• _AIM OF THE EXERCISE_
Wherever the word "temps" appears in a line, extract that line.
┌─ DATASET
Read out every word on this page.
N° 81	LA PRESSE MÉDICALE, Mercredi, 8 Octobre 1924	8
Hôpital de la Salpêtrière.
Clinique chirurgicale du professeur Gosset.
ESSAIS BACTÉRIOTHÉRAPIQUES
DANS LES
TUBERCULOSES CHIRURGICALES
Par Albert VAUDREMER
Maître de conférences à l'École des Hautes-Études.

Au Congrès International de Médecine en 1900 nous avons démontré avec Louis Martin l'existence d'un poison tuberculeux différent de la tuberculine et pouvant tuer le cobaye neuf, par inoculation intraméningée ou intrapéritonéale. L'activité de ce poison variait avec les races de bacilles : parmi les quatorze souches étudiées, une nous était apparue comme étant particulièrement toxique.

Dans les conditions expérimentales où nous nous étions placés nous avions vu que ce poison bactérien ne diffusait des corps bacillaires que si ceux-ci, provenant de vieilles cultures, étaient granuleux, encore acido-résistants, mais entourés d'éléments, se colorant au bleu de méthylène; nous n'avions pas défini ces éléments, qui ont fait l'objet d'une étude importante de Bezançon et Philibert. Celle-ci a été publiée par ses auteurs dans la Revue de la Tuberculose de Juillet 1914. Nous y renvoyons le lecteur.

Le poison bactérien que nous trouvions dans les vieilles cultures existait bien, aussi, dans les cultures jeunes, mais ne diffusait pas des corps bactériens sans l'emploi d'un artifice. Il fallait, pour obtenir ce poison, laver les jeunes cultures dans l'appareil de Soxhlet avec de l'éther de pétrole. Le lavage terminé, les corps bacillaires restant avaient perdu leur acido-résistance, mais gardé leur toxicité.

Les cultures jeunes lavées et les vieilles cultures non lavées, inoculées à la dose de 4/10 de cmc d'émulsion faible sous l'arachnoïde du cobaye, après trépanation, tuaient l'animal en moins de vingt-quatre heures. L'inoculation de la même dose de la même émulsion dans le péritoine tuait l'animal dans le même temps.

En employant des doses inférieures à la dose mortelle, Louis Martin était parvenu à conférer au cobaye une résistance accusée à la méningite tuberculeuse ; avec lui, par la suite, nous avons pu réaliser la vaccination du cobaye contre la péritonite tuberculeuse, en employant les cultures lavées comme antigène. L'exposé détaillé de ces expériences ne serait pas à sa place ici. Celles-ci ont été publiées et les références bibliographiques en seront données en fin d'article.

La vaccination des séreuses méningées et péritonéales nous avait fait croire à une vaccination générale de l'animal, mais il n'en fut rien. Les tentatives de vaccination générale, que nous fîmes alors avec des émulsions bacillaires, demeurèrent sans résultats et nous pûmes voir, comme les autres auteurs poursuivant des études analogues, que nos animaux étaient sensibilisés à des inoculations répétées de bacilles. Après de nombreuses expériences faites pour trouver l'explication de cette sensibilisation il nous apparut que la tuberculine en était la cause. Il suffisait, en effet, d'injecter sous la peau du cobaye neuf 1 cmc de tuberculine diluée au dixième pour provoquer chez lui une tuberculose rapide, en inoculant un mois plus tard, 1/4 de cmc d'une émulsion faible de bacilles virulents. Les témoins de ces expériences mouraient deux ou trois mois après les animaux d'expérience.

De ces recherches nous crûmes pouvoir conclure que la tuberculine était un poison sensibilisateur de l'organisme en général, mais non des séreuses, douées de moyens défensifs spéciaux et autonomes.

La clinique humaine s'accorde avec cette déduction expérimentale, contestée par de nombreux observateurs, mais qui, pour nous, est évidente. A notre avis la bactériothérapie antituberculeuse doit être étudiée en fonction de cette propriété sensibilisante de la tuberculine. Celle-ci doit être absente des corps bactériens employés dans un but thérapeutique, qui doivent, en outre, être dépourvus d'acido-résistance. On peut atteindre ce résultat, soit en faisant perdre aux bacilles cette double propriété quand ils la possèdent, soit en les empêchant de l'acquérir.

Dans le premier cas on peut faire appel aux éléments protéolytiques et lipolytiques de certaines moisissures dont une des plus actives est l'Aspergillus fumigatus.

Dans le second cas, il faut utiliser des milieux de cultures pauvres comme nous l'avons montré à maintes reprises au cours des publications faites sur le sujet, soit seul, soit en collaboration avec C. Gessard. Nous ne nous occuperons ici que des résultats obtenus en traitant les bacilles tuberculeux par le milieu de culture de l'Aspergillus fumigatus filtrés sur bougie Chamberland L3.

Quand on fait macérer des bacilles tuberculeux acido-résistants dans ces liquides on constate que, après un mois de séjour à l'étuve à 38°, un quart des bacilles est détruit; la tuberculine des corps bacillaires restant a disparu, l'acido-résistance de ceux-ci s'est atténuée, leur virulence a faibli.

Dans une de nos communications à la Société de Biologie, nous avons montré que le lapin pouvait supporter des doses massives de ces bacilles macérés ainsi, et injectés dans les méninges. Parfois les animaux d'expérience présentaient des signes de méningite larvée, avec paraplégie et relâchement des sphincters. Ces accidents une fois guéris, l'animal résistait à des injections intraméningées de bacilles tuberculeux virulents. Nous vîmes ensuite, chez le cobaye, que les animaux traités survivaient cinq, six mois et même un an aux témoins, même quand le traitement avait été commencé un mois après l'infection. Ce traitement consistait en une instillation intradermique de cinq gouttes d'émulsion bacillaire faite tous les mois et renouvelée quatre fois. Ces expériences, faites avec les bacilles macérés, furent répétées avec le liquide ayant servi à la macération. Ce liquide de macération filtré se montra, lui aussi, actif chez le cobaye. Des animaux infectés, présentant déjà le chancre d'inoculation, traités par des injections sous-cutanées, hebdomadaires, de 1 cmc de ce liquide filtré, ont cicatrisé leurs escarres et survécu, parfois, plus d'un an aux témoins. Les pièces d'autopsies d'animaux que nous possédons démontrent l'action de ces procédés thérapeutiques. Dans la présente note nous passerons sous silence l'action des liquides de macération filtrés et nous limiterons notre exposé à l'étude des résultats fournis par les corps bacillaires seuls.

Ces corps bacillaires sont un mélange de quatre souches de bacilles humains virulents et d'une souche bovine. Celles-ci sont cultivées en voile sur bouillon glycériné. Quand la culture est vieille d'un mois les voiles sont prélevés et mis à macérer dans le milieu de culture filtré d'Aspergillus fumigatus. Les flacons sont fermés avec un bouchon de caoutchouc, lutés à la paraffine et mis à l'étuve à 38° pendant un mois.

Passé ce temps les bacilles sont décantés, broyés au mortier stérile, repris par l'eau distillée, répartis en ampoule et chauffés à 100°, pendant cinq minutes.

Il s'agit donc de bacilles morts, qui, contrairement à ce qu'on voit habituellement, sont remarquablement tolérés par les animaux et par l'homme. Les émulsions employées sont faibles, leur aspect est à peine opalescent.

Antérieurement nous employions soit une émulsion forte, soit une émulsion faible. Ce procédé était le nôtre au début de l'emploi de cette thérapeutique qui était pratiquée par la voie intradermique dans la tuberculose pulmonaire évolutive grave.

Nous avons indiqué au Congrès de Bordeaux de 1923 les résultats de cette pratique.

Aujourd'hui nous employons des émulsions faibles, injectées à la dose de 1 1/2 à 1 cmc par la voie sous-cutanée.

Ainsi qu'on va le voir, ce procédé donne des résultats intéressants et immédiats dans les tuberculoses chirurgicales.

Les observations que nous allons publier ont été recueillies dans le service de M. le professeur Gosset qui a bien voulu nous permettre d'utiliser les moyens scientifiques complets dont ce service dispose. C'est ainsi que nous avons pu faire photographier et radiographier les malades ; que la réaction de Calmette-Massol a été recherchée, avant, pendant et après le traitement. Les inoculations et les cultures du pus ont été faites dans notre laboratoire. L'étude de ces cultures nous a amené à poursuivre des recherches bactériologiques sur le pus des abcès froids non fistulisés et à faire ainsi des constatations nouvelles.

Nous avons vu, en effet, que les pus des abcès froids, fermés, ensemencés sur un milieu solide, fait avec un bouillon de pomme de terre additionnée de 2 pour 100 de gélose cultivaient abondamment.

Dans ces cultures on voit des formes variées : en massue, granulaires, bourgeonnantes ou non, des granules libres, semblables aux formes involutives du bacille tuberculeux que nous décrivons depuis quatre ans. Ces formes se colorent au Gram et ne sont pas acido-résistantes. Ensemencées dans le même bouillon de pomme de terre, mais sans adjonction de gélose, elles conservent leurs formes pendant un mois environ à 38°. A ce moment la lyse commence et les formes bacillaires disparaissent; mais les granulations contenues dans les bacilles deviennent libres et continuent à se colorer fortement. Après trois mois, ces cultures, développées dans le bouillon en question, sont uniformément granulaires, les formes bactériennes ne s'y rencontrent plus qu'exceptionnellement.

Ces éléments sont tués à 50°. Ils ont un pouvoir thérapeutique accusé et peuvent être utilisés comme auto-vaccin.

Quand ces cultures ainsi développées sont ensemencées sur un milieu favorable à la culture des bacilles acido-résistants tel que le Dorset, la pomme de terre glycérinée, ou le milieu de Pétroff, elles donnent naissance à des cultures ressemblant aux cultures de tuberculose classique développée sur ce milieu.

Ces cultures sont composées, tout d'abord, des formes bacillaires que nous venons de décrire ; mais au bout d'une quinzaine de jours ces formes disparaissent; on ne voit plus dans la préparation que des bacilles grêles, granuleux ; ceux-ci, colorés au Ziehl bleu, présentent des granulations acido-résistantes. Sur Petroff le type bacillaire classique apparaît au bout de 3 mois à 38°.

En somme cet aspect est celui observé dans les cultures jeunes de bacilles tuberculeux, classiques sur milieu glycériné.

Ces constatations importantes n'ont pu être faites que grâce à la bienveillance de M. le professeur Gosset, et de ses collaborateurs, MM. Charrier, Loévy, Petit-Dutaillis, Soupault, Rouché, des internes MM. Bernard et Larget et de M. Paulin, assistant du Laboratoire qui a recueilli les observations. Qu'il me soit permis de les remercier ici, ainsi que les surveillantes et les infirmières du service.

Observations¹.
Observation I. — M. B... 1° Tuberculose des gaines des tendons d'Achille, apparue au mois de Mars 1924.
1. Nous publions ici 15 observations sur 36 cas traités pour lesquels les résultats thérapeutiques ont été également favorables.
└─
┌─ DATASET
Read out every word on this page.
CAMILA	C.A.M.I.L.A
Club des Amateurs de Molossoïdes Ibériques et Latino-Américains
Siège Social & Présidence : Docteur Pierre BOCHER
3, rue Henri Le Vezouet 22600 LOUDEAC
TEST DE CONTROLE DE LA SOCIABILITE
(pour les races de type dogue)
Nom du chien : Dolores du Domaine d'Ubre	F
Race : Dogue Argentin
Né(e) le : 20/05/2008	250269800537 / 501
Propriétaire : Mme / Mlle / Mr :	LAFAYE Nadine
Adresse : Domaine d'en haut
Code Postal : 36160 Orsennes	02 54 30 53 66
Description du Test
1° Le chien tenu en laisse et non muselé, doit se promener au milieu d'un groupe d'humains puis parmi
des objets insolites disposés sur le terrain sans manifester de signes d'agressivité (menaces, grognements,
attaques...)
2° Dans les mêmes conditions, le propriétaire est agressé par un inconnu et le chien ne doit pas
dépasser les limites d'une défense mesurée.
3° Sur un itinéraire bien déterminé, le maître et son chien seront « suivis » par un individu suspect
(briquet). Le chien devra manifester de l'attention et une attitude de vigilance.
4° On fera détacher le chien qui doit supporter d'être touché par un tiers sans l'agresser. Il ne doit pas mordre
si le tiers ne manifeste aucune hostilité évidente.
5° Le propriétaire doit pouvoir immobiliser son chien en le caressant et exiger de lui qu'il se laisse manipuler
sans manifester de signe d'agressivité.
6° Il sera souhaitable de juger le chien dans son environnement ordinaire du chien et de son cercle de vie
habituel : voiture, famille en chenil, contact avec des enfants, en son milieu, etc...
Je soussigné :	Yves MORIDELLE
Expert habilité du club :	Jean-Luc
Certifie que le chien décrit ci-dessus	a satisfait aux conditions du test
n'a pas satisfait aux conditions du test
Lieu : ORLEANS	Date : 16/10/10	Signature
└─
• _EXERCISE ANSWER_
Les cultures jeunes lavées et les vieilles cultures non lavées, inoculées à la dose de 4/10 de cmc d'émulsion faible sous l'arachnoïde du cobaye, après trépanation, tuaient l'animal en moins de vingt-quatre heures. L'inoculation de la même dose de la même émulsion dans le péritoine tuait l'animal dans le même temps.
Passé ce temps les bacilles sont décantés, broyés au mortier stérile, repris par l'eau distillée, répartis en ampoule et chauffés à 100°, pendant cinq minutes.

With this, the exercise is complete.